◆ **Given request**: Wherever the word "JSON" shows up in a line, please copy that line.

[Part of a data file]
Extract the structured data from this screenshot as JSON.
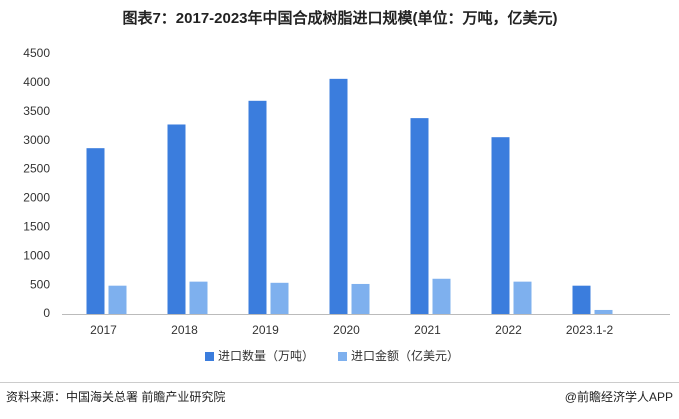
{
  "chart_data": {
    "type": "bar",
    "title": "图表7：2017-2023年中国合成树脂进口规模(单位：万吨，亿美元)",
    "categories": [
      "2017",
      "2018",
      "2019",
      "2020",
      "2021",
      "2022",
      "2023.1-2"
    ],
    "series": [
      {
        "name": "进口数量（万吨）",
        "color": "#3b7ddd",
        "values": [
          2870,
          3280,
          3690,
          4070,
          3390,
          3060,
          490
        ]
      },
      {
        "name": "进口金额（亿美元）",
        "color": "#7eb0ee",
        "values": [
          490,
          560,
          540,
          520,
          610,
          560,
          70
        ]
      }
    ],
    "ylim": [
      0,
      4500
    ],
    "yticks": [
      0,
      500,
      1000,
      1500,
      2000,
      2500,
      3000,
      3500,
      4000,
      4500
    ],
    "grid": false,
    "legend": "bottom",
    "source": "资料来源：中国海关总署 前瞻产业研究院",
    "credit": "@前瞻经济学人APP"
  }
}
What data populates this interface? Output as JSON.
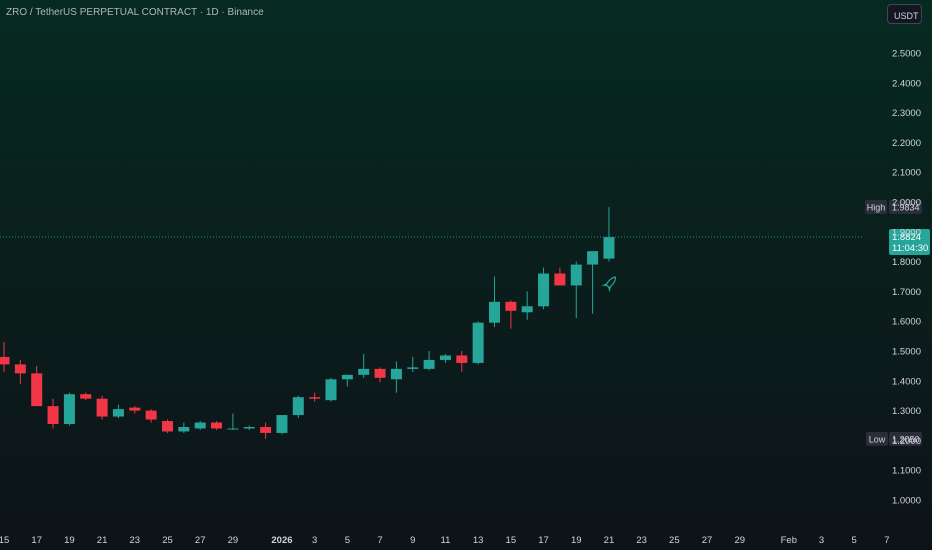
{
  "header": {
    "title": "ZRO / TetherUS PERPETUAL CONTRACT · 1D · Binance",
    "currency_button": "USDT"
  },
  "colors": {
    "up": "#26a69a",
    "down": "#f23645",
    "axis_text": "#d1d4dc",
    "price_line": "#26a69a",
    "label_bg": "#2a2e39"
  },
  "chart_data": {
    "type": "candlestick",
    "ylim": [
      0.95,
      2.6
    ],
    "y_ticks": [
      "2.5000",
      "2.4000",
      "2.3000",
      "2.2000",
      "2.1000",
      "2.0000",
      "1.9000",
      "1.8000",
      "1.7000",
      "1.6000",
      "1.5000",
      "1.4000",
      "1.3000",
      "1.2000",
      "1.1000",
      "1.0000"
    ],
    "y_tick_values": [
      2.5,
      2.4,
      2.3,
      2.2,
      2.1,
      2.0,
      1.9,
      1.8,
      1.7,
      1.6,
      1.5,
      1.4,
      1.3,
      1.2,
      1.1,
      1.0
    ],
    "x_ticks": [
      {
        "label": "15",
        "day": 0,
        "bold": false
      },
      {
        "label": "17",
        "day": 2,
        "bold": false
      },
      {
        "label": "19",
        "day": 4,
        "bold": false
      },
      {
        "label": "21",
        "day": 6,
        "bold": false
      },
      {
        "label": "23",
        "day": 8,
        "bold": false
      },
      {
        "label": "25",
        "day": 10,
        "bold": false
      },
      {
        "label": "27",
        "day": 12,
        "bold": false
      },
      {
        "label": "29",
        "day": 14,
        "bold": false
      },
      {
        "label": "2026",
        "day": 17,
        "bold": true
      },
      {
        "label": "3",
        "day": 19,
        "bold": false
      },
      {
        "label": "5",
        "day": 21,
        "bold": false
      },
      {
        "label": "7",
        "day": 23,
        "bold": false
      },
      {
        "label": "9",
        "day": 25,
        "bold": false
      },
      {
        "label": "11",
        "day": 27,
        "bold": false
      },
      {
        "label": "13",
        "day": 29,
        "bold": false
      },
      {
        "label": "15",
        "day": 31,
        "bold": false
      },
      {
        "label": "17",
        "day": 33,
        "bold": false
      },
      {
        "label": "19",
        "day": 35,
        "bold": false
      },
      {
        "label": "21",
        "day": 37,
        "bold": false
      },
      {
        "label": "23",
        "day": 39,
        "bold": false
      },
      {
        "label": "25",
        "day": 41,
        "bold": false
      },
      {
        "label": "27",
        "day": 43,
        "bold": false
      },
      {
        "label": "29",
        "day": 45,
        "bold": false
      },
      {
        "label": "Feb",
        "day": 48,
        "bold": false
      },
      {
        "label": "3",
        "day": 50,
        "bold": false
      },
      {
        "label": "5",
        "day": 52,
        "bold": false
      },
      {
        "label": "7",
        "day": 54,
        "bold": false
      }
    ],
    "candles": [
      {
        "o": 1.48,
        "h": 1.53,
        "l": 1.43,
        "c": 1.455
      },
      {
        "o": 1.455,
        "h": 1.47,
        "l": 1.39,
        "c": 1.425
      },
      {
        "o": 1.425,
        "h": 1.45,
        "l": 1.32,
        "c": 1.315
      },
      {
        "o": 1.315,
        "h": 1.34,
        "l": 1.24,
        "c": 1.255
      },
      {
        "o": 1.255,
        "h": 1.36,
        "l": 1.25,
        "c": 1.355
      },
      {
        "o": 1.355,
        "h": 1.36,
        "l": 1.335,
        "c": 1.34
      },
      {
        "o": 1.34,
        "h": 1.35,
        "l": 1.27,
        "c": 1.28
      },
      {
        "o": 1.28,
        "h": 1.32,
        "l": 1.275,
        "c": 1.305
      },
      {
        "o": 1.31,
        "h": 1.315,
        "l": 1.29,
        "c": 1.3
      },
      {
        "o": 1.3,
        "h": 1.305,
        "l": 1.26,
        "c": 1.27
      },
      {
        "o": 1.265,
        "h": 1.27,
        "l": 1.225,
        "c": 1.23
      },
      {
        "o": 1.23,
        "h": 1.26,
        "l": 1.225,
        "c": 1.245
      },
      {
        "o": 1.24,
        "h": 1.265,
        "l": 1.235,
        "c": 1.26
      },
      {
        "o": 1.26,
        "h": 1.265,
        "l": 1.235,
        "c": 1.24
      },
      {
        "o": 1.24,
        "h": 1.29,
        "l": 1.235,
        "c": 1.24
      },
      {
        "o": 1.24,
        "h": 1.25,
        "l": 1.235,
        "c": 1.245
      },
      {
        "o": 1.245,
        "h": 1.26,
        "l": 1.205,
        "c": 1.225
      },
      {
        "o": 1.225,
        "h": 1.28,
        "l": 1.22,
        "c": 1.285
      },
      {
        "o": 1.285,
        "h": 1.35,
        "l": 1.275,
        "c": 1.345
      },
      {
        "o": 1.345,
        "h": 1.36,
        "l": 1.33,
        "c": 1.34
      },
      {
        "o": 1.335,
        "h": 1.41,
        "l": 1.33,
        "c": 1.405
      },
      {
        "o": 1.405,
        "h": 1.42,
        "l": 1.38,
        "c": 1.42
      },
      {
        "o": 1.42,
        "h": 1.49,
        "l": 1.41,
        "c": 1.44
      },
      {
        "o": 1.44,
        "h": 1.445,
        "l": 1.395,
        "c": 1.41
      },
      {
        "o": 1.405,
        "h": 1.465,
        "l": 1.36,
        "c": 1.44
      },
      {
        "o": 1.44,
        "h": 1.48,
        "l": 1.43,
        "c": 1.445
      },
      {
        "o": 1.44,
        "h": 1.5,
        "l": 1.435,
        "c": 1.47
      },
      {
        "o": 1.47,
        "h": 1.49,
        "l": 1.46,
        "c": 1.485
      },
      {
        "o": 1.485,
        "h": 1.5,
        "l": 1.43,
        "c": 1.46
      },
      {
        "o": 1.46,
        "h": 1.6,
        "l": 1.455,
        "c": 1.595
      },
      {
        "o": 1.595,
        "h": 1.75,
        "l": 1.58,
        "c": 1.665
      },
      {
        "o": 1.665,
        "h": 1.67,
        "l": 1.575,
        "c": 1.635
      },
      {
        "o": 1.63,
        "h": 1.7,
        "l": 1.605,
        "c": 1.65
      },
      {
        "o": 1.65,
        "h": 1.78,
        "l": 1.64,
        "c": 1.76
      },
      {
        "o": 1.76,
        "h": 1.78,
        "l": 1.72,
        "c": 1.72
      },
      {
        "o": 1.72,
        "h": 1.8,
        "l": 1.61,
        "c": 1.79
      },
      {
        "o": 1.79,
        "h": 1.83,
        "l": 1.625,
        "c": 1.835
      },
      {
        "o": 1.81,
        "h": 1.983,
        "l": 1.8,
        "c": 1.882
      }
    ],
    "current_price": {
      "value": 1.8824,
      "label": "1.8824",
      "countdown": "11:04:30"
    },
    "high": {
      "label": "High",
      "value": 1.9834,
      "value_text": "1.9834"
    },
    "low": {
      "label": "Low",
      "value": 1.205,
      "value_text": "1.2050"
    }
  }
}
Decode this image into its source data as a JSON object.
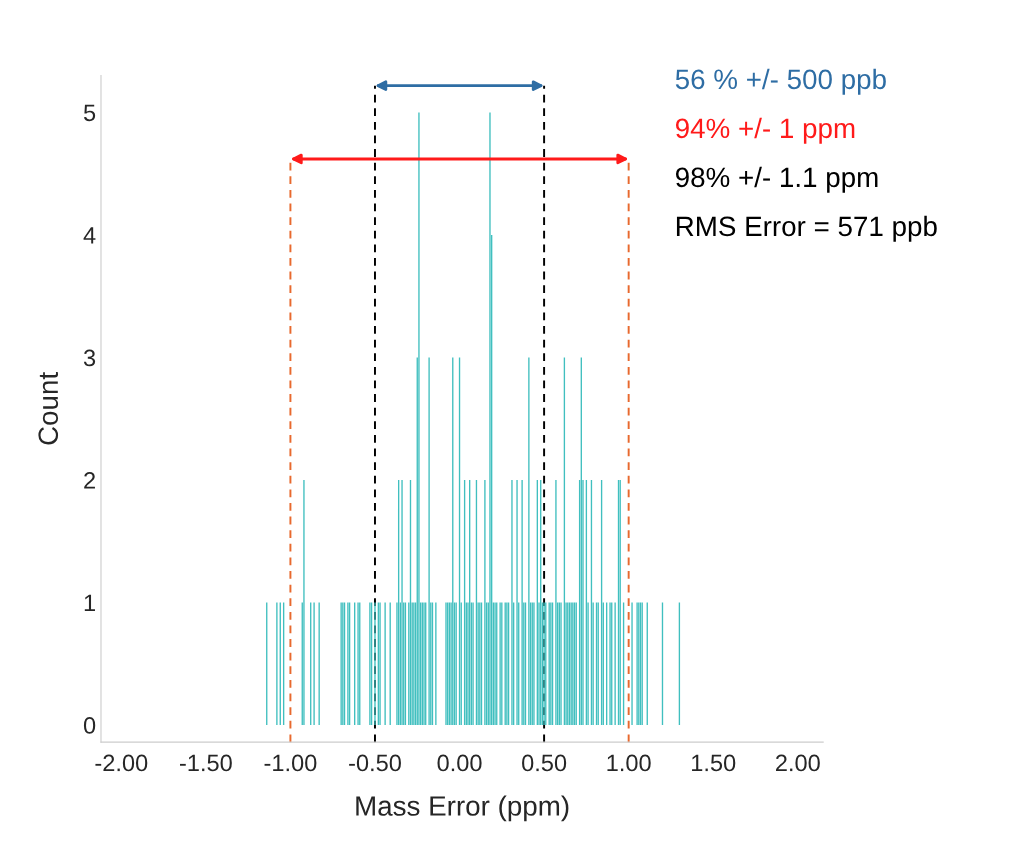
{
  "chart_data": {
    "type": "bar",
    "xlabel": "Mass Error (ppm)",
    "ylabel": "Count",
    "color": "#40bfbf",
    "x": [
      -1.14,
      -1.08,
      -1.06,
      -1.04,
      -0.93,
      -0.92,
      -0.88,
      -0.86,
      -0.83,
      -0.7,
      -0.69,
      -0.68,
      -0.66,
      -0.65,
      -0.62,
      -0.6,
      -0.59,
      -0.53,
      -0.52,
      -0.5,
      -0.48,
      -0.47,
      -0.44,
      -0.41,
      -0.37,
      -0.36,
      -0.35,
      -0.34,
      -0.33,
      -0.32,
      -0.3,
      -0.29,
      -0.28,
      -0.27,
      -0.26,
      -0.25,
      -0.24,
      -0.23,
      -0.22,
      -0.21,
      -0.2,
      -0.18,
      -0.17,
      -0.16,
      -0.14,
      -0.08,
      -0.07,
      -0.06,
      -0.05,
      -0.04,
      -0.03,
      -0.02,
      0.0,
      0.01,
      0.03,
      0.04,
      0.05,
      0.06,
      0.07,
      0.08,
      0.1,
      0.11,
      0.12,
      0.13,
      0.15,
      0.16,
      0.17,
      0.18,
      0.19,
      0.2,
      0.21,
      0.22,
      0.24,
      0.25,
      0.27,
      0.28,
      0.29,
      0.31,
      0.32,
      0.34,
      0.35,
      0.37,
      0.38,
      0.39,
      0.41,
      0.42,
      0.43,
      0.44,
      0.46,
      0.47,
      0.48,
      0.49,
      0.5,
      0.51,
      0.53,
      0.54,
      0.55,
      0.57,
      0.58,
      0.59,
      0.6,
      0.62,
      0.63,
      0.64,
      0.65,
      0.66,
      0.67,
      0.68,
      0.69,
      0.71,
      0.72,
      0.73,
      0.75,
      0.76,
      0.78,
      0.79,
      0.81,
      0.82,
      0.84,
      0.85,
      0.87,
      0.89,
      0.9,
      0.92,
      0.94,
      0.95,
      0.97,
      1.02,
      1.05,
      1.06,
      1.07,
      1.08,
      1.11,
      1.2,
      1.3
    ],
    "values": [
      1,
      1,
      1,
      1,
      1,
      2,
      1,
      1,
      1,
      1,
      1,
      1,
      1,
      1,
      1,
      1,
      1,
      1,
      1,
      1,
      1,
      1,
      1,
      1,
      1,
      2,
      1,
      2,
      1,
      1,
      1,
      2,
      1,
      1,
      1,
      3,
      5,
      1,
      1,
      1,
      1,
      3,
      1,
      1,
      1,
      1,
      1,
      1,
      1,
      3,
      1,
      1,
      3,
      1,
      2,
      1,
      1,
      2,
      1,
      1,
      2,
      1,
      1,
      1,
      2,
      1,
      1,
      5,
      4,
      1,
      1,
      1,
      1,
      1,
      1,
      1,
      1,
      2,
      1,
      2,
      1,
      2,
      1,
      1,
      3,
      1,
      1,
      1,
      2,
      1,
      2,
      1,
      1,
      1,
      1,
      1,
      1,
      2,
      1,
      1,
      1,
      3,
      1,
      1,
      1,
      1,
      1,
      1,
      1,
      2,
      3,
      2,
      2,
      1,
      2,
      1,
      1,
      1,
      2,
      1,
      1,
      1,
      1,
      1,
      2,
      2,
      1,
      1,
      1,
      1,
      1,
      1,
      1,
      1,
      1
    ],
    "xlim": [
      -2.12,
      2.15
    ],
    "ylim": [
      -0.14,
      5.3
    ],
    "xticks": [
      {
        "value": -2,
        "label": "-2.00"
      },
      {
        "value": -1.5,
        "label": "-1.50"
      },
      {
        "value": -1,
        "label": "-1.00"
      },
      {
        "value": -0.5,
        "label": "-0.50"
      },
      {
        "value": 0,
        "label": "0.00"
      },
      {
        "value": 0.5,
        "label": "0.50"
      },
      {
        "value": 1,
        "label": "1.00"
      },
      {
        "value": 1.5,
        "label": "1.50"
      },
      {
        "value": 2,
        "label": "2.00"
      }
    ],
    "yticks": [
      0,
      1,
      2,
      3,
      4,
      5
    ],
    "ref_lines": [
      {
        "axis": "x",
        "value": -1,
        "color": "#e8692e",
        "line_style": "dashed"
      },
      {
        "axis": "x",
        "value": 1,
        "color": "#e8692e",
        "line_style": "dashed"
      },
      {
        "axis": "x",
        "value": -0.5,
        "color": "#000000",
        "line_style": "dashed"
      },
      {
        "axis": "x",
        "value": 0.5,
        "color": "#000000",
        "line_style": "dashed"
      }
    ],
    "annotations": [
      "56 % +/- 500 ppb",
      "94% +/- 1 ppm",
      "98% +/- 1.1 ppm",
      "RMS Error = 571 ppb"
    ],
    "grid": false,
    "legend": false
  }
}
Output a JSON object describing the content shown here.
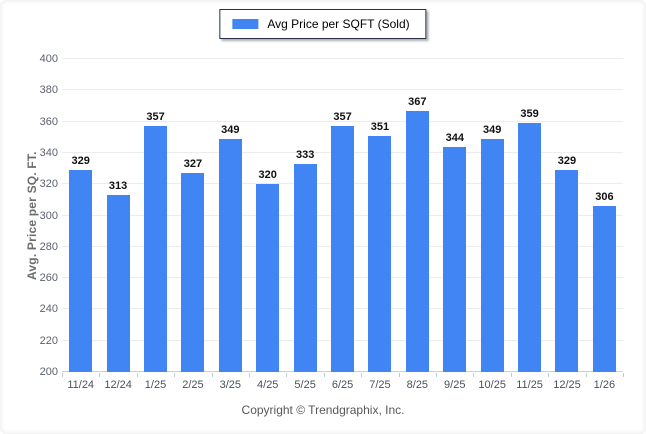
{
  "page": {
    "footer": "Copyright © Trendgraphix, Inc."
  },
  "legend": {
    "label": "Avg Price per SQFT (Sold)",
    "swatch_color": "#4184f3"
  },
  "chart_data": {
    "type": "bar",
    "title": "",
    "series_name": "Avg Price per SQFT (Sold)",
    "categories": [
      "11/24",
      "12/24",
      "1/25",
      "2/25",
      "3/25",
      "4/25",
      "5/25",
      "6/25",
      "7/25",
      "8/25",
      "9/25",
      "10/25",
      "11/25",
      "12/25",
      "1/26"
    ],
    "values": [
      329,
      313,
      357,
      327,
      349,
      320,
      333,
      357,
      351,
      367,
      344,
      349,
      359,
      329,
      306
    ],
    "xlabel": "",
    "ylabel": "Avg. Price per SQ. FT.",
    "ylim": [
      200,
      400
    ],
    "ytick_step": 20,
    "grid": "horizontal",
    "legend_position": "top-center",
    "bar_color": "#4184f3",
    "value_labels": true
  }
}
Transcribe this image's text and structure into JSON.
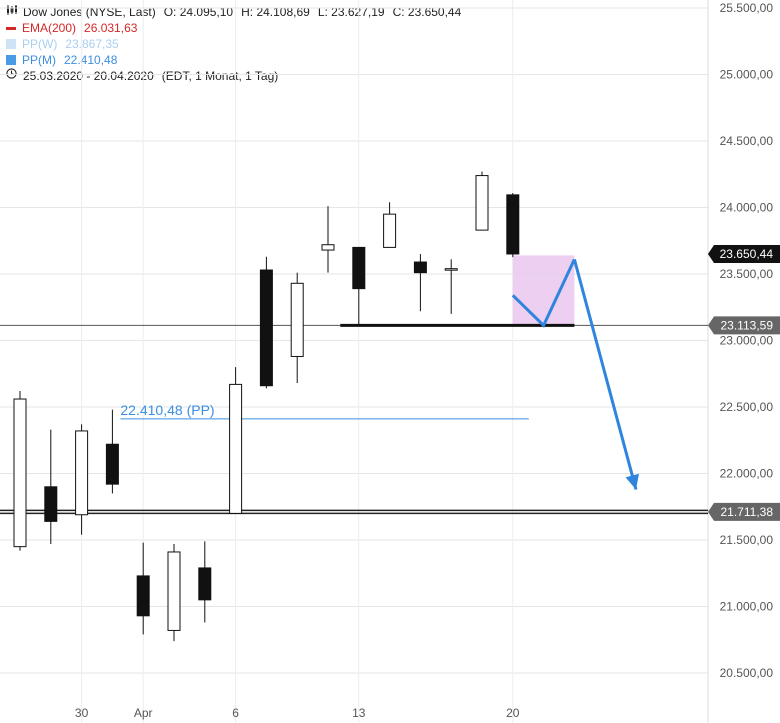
{
  "legend": {
    "title": "Dow Jones (NYSE, Last)",
    "open": "O: 24.095,10",
    "high": "H: 24.108,69",
    "low": "L: 23.627,19",
    "close": "C: 23.650,44",
    "ema_label": "EMA(200)",
    "ema_value": "26.031,63",
    "ppw_label": "PP(W)",
    "ppw_value": "23.867,35",
    "ppm_label": "PP(M)",
    "ppm_value": "22.410,48",
    "range": "25.03.2020 - 20.04.2020",
    "range_detail": "(EDT, 1 Monat, 1 Tag)",
    "colors": {
      "ema": "#d62728",
      "ppw": "#a9cff0",
      "ppm": "#3b8fe0"
    }
  },
  "chart_data": {
    "type": "candlestick",
    "y_range": [
      20300,
      25550
    ],
    "y_ticks": [
      20500,
      21000,
      21500,
      22000,
      22500,
      23000,
      23500,
      24000,
      24500,
      25000,
      25500
    ],
    "y_tick_labels": [
      "20.500,00",
      "21.000,00",
      "21.500,00",
      "22.000,00",
      "22.500,00",
      "23.000,00",
      "23.500,00",
      "24.000,00",
      "24.500,00",
      "25.000,00",
      "25.500,00"
    ],
    "x_ticks": [
      {
        "index": 2,
        "label": "30"
      },
      {
        "index": 4,
        "label": "Apr"
      },
      {
        "index": 7,
        "label": "6"
      },
      {
        "index": 11,
        "label": "13"
      },
      {
        "index": 16,
        "label": "20"
      }
    ],
    "candles": [
      {
        "date": "25.03.2020",
        "o": 21450,
        "h": 22620,
        "l": 21420,
        "c": 22560
      },
      {
        "date": "26.03.2020",
        "o": 21900,
        "h": 22330,
        "l": 21470,
        "c": 21640
      },
      {
        "date": "27.03.2020",
        "o": 21690,
        "h": 22370,
        "l": 21540,
        "c": 22320
      },
      {
        "date": "30.03.2020",
        "o": 22220,
        "h": 22480,
        "l": 21850,
        "c": 21920
      },
      {
        "date": "31.03.2020",
        "o": 21230,
        "h": 21480,
        "l": 20790,
        "c": 20930
      },
      {
        "date": "01.04.2020",
        "o": 20820,
        "h": 21470,
        "l": 20740,
        "c": 21410
      },
      {
        "date": "02.04.2020",
        "o": 21290,
        "h": 21490,
        "l": 20880,
        "c": 21050
      },
      {
        "date": "03.04.2020",
        "o": 21700,
        "h": 22800,
        "l": 21700,
        "c": 22670
      },
      {
        "date": "06.04.2020",
        "o": 23530,
        "h": 23630,
        "l": 22640,
        "c": 22660
      },
      {
        "date": "07.04.2020",
        "o": 22880,
        "h": 23510,
        "l": 22680,
        "c": 23430
      },
      {
        "date": "08.04.2020",
        "o": 23680,
        "h": 24010,
        "l": 23510,
        "c": 23720
      },
      {
        "date": "09.04.2020",
        "o": 23700,
        "h": 23700,
        "l": 23110,
        "c": 23390
      },
      {
        "date": "13.04.2020",
        "o": 23700,
        "h": 24040,
        "l": 23700,
        "c": 23950
      },
      {
        "date": "14.04.2020",
        "o": 23590,
        "h": 23650,
        "l": 23220,
        "c": 23510
      },
      {
        "date": "15.04.2020",
        "o": 23540,
        "h": 23610,
        "l": 23200,
        "c": 23540
      },
      {
        "date": "16.04.2020",
        "o": 23830,
        "h": 24270,
        "l": 23830,
        "c": 24240
      },
      {
        "date": "20.04.2020",
        "o": 24095.1,
        "h": 24108.69,
        "l": 23627.19,
        "c": 23650.44
      }
    ],
    "last_price": {
      "value": 23650.44,
      "label": "23.650,44"
    },
    "support_line": {
      "value": 23113.59,
      "label": "23.113,59"
    },
    "support_line_2": {
      "value": 21711.38,
      "label": "21.711,38"
    },
    "pp_line": {
      "value": 22410.48,
      "label": "22.410,48 (PP)",
      "from_index": 3,
      "to_index": 16
    },
    "box_zone": {
      "from_index": 16,
      "to_index": 18,
      "low": 23113.59,
      "high": 23640
    },
    "projection_path": [
      {
        "i": 16,
        "v": 23340
      },
      {
        "i": 17,
        "v": 23113.59
      },
      {
        "i": 18,
        "v": 23610
      },
      {
        "i": 20,
        "v": 21880
      }
    ],
    "grid": true
  }
}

◆ **Solution to this task**:
Extract the structured data from this screenshot as JSON.
What data populates this interface? Output as JSON.
Decode this image into its source data as a JSON object.
Output a JSON object describing the content shown here.
Transcribe this image's text and structure into JSON.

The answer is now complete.